* **What you should do**
Write out every entry exactly as it appears.
## BEGIN Data section
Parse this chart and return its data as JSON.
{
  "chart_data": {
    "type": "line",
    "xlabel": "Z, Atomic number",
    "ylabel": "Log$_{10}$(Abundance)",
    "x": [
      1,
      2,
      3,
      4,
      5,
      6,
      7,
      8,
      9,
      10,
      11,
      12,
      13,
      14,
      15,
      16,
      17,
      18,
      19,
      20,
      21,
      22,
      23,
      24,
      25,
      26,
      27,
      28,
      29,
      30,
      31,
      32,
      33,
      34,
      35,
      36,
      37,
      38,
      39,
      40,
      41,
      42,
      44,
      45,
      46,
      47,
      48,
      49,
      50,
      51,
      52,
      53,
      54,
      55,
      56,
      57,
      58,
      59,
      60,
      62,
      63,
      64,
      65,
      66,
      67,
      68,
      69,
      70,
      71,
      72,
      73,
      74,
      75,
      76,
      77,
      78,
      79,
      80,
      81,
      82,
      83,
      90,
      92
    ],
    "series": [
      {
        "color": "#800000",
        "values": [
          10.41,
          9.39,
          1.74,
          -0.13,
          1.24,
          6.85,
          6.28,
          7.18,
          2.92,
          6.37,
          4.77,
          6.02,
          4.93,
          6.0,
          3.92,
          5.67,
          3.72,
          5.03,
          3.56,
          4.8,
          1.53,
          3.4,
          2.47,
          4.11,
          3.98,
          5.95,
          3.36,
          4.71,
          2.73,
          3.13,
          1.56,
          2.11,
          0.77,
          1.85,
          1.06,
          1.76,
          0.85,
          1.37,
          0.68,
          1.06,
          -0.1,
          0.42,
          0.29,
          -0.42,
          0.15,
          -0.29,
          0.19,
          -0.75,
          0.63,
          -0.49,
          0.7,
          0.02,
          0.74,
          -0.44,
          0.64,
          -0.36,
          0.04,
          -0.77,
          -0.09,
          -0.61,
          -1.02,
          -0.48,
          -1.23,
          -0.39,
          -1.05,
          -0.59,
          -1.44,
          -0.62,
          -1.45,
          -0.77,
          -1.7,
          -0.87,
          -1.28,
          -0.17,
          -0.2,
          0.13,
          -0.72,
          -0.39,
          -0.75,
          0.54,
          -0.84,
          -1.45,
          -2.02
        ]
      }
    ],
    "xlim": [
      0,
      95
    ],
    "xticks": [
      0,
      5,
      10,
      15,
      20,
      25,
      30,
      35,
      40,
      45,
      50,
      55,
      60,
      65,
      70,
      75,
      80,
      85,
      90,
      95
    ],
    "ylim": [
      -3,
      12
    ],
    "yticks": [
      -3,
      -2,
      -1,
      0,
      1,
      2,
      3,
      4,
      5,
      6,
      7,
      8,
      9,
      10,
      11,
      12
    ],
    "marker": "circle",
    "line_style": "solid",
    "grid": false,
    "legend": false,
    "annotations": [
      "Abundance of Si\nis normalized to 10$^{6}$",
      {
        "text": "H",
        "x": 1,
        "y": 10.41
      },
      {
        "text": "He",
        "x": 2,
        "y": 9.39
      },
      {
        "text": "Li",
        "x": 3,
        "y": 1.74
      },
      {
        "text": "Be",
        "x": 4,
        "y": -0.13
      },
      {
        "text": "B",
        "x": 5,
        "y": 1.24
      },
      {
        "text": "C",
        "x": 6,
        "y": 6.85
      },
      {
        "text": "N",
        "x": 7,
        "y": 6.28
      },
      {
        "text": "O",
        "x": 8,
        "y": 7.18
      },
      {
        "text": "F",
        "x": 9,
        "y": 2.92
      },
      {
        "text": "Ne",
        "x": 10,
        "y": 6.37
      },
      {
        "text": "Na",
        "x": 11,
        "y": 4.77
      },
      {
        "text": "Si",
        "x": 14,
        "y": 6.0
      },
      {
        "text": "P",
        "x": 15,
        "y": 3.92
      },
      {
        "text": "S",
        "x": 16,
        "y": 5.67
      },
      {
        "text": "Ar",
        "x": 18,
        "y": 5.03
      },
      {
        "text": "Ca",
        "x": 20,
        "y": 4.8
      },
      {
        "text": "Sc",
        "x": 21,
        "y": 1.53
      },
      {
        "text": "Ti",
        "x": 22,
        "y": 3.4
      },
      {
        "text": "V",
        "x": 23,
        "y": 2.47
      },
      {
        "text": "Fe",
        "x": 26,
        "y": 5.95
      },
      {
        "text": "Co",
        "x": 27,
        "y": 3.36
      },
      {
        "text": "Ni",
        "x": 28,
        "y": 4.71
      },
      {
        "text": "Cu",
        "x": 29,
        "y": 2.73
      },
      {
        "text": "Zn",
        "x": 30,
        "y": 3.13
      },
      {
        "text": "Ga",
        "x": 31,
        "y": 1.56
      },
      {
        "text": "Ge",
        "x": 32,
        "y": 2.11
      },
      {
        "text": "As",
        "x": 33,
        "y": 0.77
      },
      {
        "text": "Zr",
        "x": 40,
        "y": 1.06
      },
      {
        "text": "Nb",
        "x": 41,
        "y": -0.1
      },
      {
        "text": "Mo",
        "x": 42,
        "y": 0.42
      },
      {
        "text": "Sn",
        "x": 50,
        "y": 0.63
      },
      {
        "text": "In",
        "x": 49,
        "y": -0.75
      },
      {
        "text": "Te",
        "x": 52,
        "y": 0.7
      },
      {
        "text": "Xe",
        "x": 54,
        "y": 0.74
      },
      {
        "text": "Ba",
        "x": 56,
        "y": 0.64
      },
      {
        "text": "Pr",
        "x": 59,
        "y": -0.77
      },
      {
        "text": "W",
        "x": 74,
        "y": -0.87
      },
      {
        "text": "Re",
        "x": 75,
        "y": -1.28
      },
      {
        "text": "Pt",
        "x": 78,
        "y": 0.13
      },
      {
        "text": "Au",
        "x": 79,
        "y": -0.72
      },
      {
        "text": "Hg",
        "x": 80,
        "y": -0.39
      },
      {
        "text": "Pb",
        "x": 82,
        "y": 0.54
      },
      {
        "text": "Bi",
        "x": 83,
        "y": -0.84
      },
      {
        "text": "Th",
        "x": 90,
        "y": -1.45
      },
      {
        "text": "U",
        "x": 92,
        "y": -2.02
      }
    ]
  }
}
## END Data section
* **Response to this exercise**
Parse this chart and return its data as JSON.
{
  "chart_data": {
    "type": "line",
    "xlabel": "Z, Atomic number",
    "ylabel": "Log$_{10}$(Abundance)",
    "x": [
      1,
      2,
      3,
      4,
      5,
      6,
      7,
      8,
      9,
      10,
      11,
      12,
      13,
      14,
      15,
      16,
      17,
      18,
      19,
      20,
      21,
      22,
      23,
      24,
      25,
      26,
      27,
      28,
      29,
      30,
      31,
      32,
      33,
      34,
      35,
      36,
      37,
      38,
      39,
      40,
      41,
      42,
      44,
      45,
      46,
      47,
      48,
      49,
      50,
      51,
      52,
      53,
      54,
      55,
      56,
      57,
      58,
      59,
      60,
      62,
      63,
      64,
      65,
      66,
      67,
      68,
      69,
      70,
      71,
      72,
      73,
      74,
      75,
      76,
      77,
      78,
      79,
      80,
      81,
      82,
      83,
      90,
      92
    ],
    "series": [
      {
        "color": "#800000",
        "values": [
          10.41,
          9.39,
          1.74,
          -0.13,
          1.24,
          6.85,
          6.28,
          7.18,
          2.92,
          6.37,
          4.77,
          6.02,
          4.93,
          6.0,
          3.92,
          5.67,
          3.72,
          5.03,
          3.56,
          4.8,
          1.53,
          3.4,
          2.47,
          4.11,
          3.98,
          5.95,
          3.36,
          4.71,
          2.73,
          3.13,
          1.56,
          2.11,
          0.77,
          1.85,
          1.06,
          1.76,
          0.85,
          1.37,
          0.68,
          1.06,
          -0.1,
          0.42,
          0.29,
          -0.42,
          0.15,
          -0.29,
          0.19,
          -0.75,
          0.63,
          -0.49,
          0.7,
          0.02,
          0.74,
          -0.44,
          0.64,
          -0.36,
          0.04,
          -0.77,
          -0.09,
          -0.61,
          -1.02,
          -0.48,
          -1.23,
          -0.39,
          -1.05,
          -0.59,
          -1.44,
          -0.62,
          -1.45,
          -0.77,
          -1.7,
          -0.87,
          -1.28,
          -0.17,
          -0.2,
          0.13,
          -0.72,
          -0.39,
          -0.75,
          0.54,
          -0.84,
          -1.45,
          -2.02
        ]
      }
    ],
    "xlim": [
      0,
      95
    ],
    "xticks": [
      0,
      5,
      10,
      15,
      20,
      25,
      30,
      35,
      40,
      45,
      50,
      55,
      60,
      65,
      70,
      75,
      80,
      85,
      90,
      95
    ],
    "ylim": [
      -3,
      12
    ],
    "yticks": [
      -3,
      -2,
      -1,
      0,
      1,
      2,
      3,
      4,
      5,
      6,
      7,
      8,
      9,
      10,
      11,
      12
    ],
    "marker": "circle",
    "line_style": "solid",
    "grid": false,
    "legend": false,
    "annotations": [
      "Abundance of Si\nis normalized to 10$^{6}$",
      {
        "text": "H",
        "x": 1,
        "y": 10.41
      },
      {
        "text": "He",
        "x": 2,
        "y": 9.39
      },
      {
        "text": "Li",
        "x": 3,
        "y": 1.74
      },
      {
        "text": "Be",
        "x": 4,
        "y": -0.13
      },
      {
        "text": "B",
        "x": 5,
        "y": 1.24
      },
      {
        "text": "C",
        "x": 6,
        "y": 6.85
      },
      {
        "text": "N",
        "x": 7,
        "y": 6.28
      },
      {
        "text": "O",
        "x": 8,
        "y": 7.18
      },
      {
        "text": "F",
        "x": 9,
        "y": 2.92
      },
      {
        "text": "Ne",
        "x": 10,
        "y": 6.37
      },
      {
        "text": "Na",
        "x": 11,
        "y": 4.77
      },
      {
        "text": "Si",
        "x": 14,
        "y": 6.0
      },
      {
        "text": "P",
        "x": 15,
        "y": 3.92
      },
      {
        "text": "S",
        "x": 16,
        "y": 5.67
      },
      {
        "text": "Ar",
        "x": 18,
        "y": 5.03
      },
      {
        "text": "Ca",
        "x": 20,
        "y": 4.8
      },
      {
        "text": "Sc",
        "x": 21,
        "y": 1.53
      },
      {
        "text": "Ti",
        "x": 22,
        "y": 3.4
      },
      {
        "text": "V",
        "x": 23,
        "y": 2.47
      },
      {
        "text": "Fe",
        "x": 26,
        "y": 5.95
      },
      {
        "text": "Co",
        "x": 27,
        "y": 3.36
      },
      {
        "text": "Ni",
        "x": 28,
        "y": 4.71
      },
      {
        "text": "Cu",
        "x": 29,
        "y": 2.73
      },
      {
        "text": "Zn",
        "x": 30,
        "y": 3.13
      },
      {
        "text": "Ga",
        "x": 31,
        "y": 1.56
      },
      {
        "text": "Ge",
        "x": 32,
        "y": 2.11
      },
      {
        "text": "As",
        "x": 33,
        "y": 0.77
      },
      {
        "text": "Zr",
        "x": 40,
        "y": 1.06
      },
      {
        "text": "Nb",
        "x": 41,
        "y": -0.1
      },
      {
        "text": "Mo",
        "x": 42,
        "y": 0.42
      },
      {
        "text": "Sn",
        "x": 50,
        "y": 0.63
      },
      {
        "text": "In",
        "x": 49,
        "y": -0.75
      },
      {
        "text": "Te",
        "x": 52,
        "y": 0.7
      },
      {
        "text": "Xe",
        "x": 54,
        "y": 0.74
      },
      {
        "text": "Ba",
        "x": 56,
        "y": 0.64
      },
      {
        "text": "Pr",
        "x": 59,
        "y": -0.77
      },
      {
        "text": "W",
        "x": 74,
        "y": -0.87
      },
      {
        "text": "Re",
        "x": 75,
        "y": -1.28
      },
      {
        "text": "Pt",
        "x": 78,
        "y": 0.13
      },
      {
        "text": "Au",
        "x": 79,
        "y": -0.72
      },
      {
        "text": "Hg",
        "x": 80,
        "y": -0.39
      },
      {
        "text": "Pb",
        "x": 82,
        "y": 0.54
      },
      {
        "text": "Bi",
        "x": 83,
        "y": -0.84
      },
      {
        "text": "Th",
        "x": 90,
        "y": -1.45
      },
      {
        "text": "U",
        "x": 92,
        "y": -2.02
      }
    ]
  }
}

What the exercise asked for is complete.